──────── Input material

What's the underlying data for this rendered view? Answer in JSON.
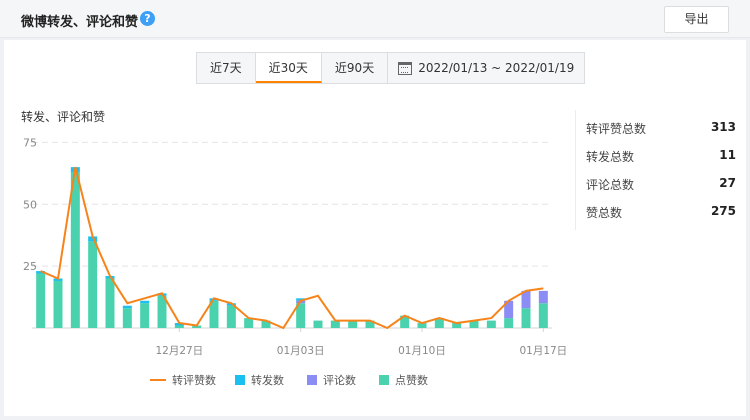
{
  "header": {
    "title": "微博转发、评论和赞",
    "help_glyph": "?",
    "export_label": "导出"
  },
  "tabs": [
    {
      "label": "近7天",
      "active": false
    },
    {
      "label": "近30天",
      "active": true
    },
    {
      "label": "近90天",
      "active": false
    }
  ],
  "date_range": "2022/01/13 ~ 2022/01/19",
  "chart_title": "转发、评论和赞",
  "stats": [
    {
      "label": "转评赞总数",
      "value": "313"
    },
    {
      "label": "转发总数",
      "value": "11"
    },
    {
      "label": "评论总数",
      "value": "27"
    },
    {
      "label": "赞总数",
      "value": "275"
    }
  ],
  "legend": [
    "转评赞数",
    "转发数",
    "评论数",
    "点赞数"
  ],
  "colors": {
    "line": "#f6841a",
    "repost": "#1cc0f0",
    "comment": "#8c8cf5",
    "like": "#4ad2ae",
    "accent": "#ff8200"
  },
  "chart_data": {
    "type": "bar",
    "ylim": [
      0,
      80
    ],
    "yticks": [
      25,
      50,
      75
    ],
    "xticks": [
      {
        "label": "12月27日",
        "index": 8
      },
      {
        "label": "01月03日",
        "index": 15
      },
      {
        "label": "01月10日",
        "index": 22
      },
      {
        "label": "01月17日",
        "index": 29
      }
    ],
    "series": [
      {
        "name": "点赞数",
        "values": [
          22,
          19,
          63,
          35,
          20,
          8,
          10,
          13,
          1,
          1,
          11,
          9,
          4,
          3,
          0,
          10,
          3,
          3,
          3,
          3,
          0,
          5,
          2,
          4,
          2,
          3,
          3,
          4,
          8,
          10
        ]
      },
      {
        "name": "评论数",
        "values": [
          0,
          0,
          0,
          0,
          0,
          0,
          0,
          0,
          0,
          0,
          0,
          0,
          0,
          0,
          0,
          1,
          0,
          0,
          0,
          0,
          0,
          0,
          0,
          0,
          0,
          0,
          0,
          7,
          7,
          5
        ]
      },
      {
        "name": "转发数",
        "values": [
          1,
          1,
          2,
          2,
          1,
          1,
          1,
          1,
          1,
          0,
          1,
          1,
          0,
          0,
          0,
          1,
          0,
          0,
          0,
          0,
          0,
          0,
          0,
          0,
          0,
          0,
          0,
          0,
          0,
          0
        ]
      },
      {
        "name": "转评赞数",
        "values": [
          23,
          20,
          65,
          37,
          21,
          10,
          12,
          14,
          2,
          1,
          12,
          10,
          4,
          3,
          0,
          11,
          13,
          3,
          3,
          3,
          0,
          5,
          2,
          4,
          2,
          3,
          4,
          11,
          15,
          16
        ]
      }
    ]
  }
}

────────────────

* _What the exercise asks_: Copy out all the data exactly; skip the pictures.

* _Exercise result_:
What's the underlying data for this rendered view? Answer in JSON.
{
  "header": {
    "title": "微博转发、评论和赞",
    "help_glyph": "?",
    "export_label": "导出"
  },
  "tabs": [
    {
      "label": "近7天",
      "active": false
    },
    {
      "label": "近30天",
      "active": true
    },
    {
      "label": "近90天",
      "active": false
    }
  ],
  "date_range": "2022/01/13 ~ 2022/01/19",
  "chart_title": "转发、评论和赞",
  "stats": [
    {
      "label": "转评赞总数",
      "value": "313"
    },
    {
      "label": "转发总数",
      "value": "11"
    },
    {
      "label": "评论总数",
      "value": "27"
    },
    {
      "label": "赞总数",
      "value": "275"
    }
  ],
  "legend": [
    "转评赞数",
    "转发数",
    "评论数",
    "点赞数"
  ],
  "colors": {
    "line": "#f6841a",
    "repost": "#1cc0f0",
    "comment": "#8c8cf5",
    "like": "#4ad2ae",
    "accent": "#ff8200"
  },
  "chart_data": {
    "type": "bar",
    "ylim": [
      0,
      80
    ],
    "yticks": [
      25,
      50,
      75
    ],
    "xticks": [
      {
        "label": "12月27日",
        "index": 8
      },
      {
        "label": "01月03日",
        "index": 15
      },
      {
        "label": "01月10日",
        "index": 22
      },
      {
        "label": "01月17日",
        "index": 29
      }
    ],
    "series": [
      {
        "name": "点赞数",
        "values": [
          22,
          19,
          63,
          35,
          20,
          8,
          10,
          13,
          1,
          1,
          11,
          9,
          4,
          3,
          0,
          10,
          3,
          3,
          3,
          3,
          0,
          5,
          2,
          4,
          2,
          3,
          3,
          4,
          8,
          10
        ]
      },
      {
        "name": "评论数",
        "values": [
          0,
          0,
          0,
          0,
          0,
          0,
          0,
          0,
          0,
          0,
          0,
          0,
          0,
          0,
          0,
          1,
          0,
          0,
          0,
          0,
          0,
          0,
          0,
          0,
          0,
          0,
          0,
          7,
          7,
          5
        ]
      },
      {
        "name": "转发数",
        "values": [
          1,
          1,
          2,
          2,
          1,
          1,
          1,
          1,
          1,
          0,
          1,
          1,
          0,
          0,
          0,
          1,
          0,
          0,
          0,
          0,
          0,
          0,
          0,
          0,
          0,
          0,
          0,
          0,
          0,
          0
        ]
      },
      {
        "name": "转评赞数",
        "values": [
          23,
          20,
          65,
          37,
          21,
          10,
          12,
          14,
          2,
          1,
          12,
          10,
          4,
          3,
          0,
          11,
          13,
          3,
          3,
          3,
          0,
          5,
          2,
          4,
          2,
          3,
          4,
          11,
          15,
          16
        ]
      }
    ]
  }
}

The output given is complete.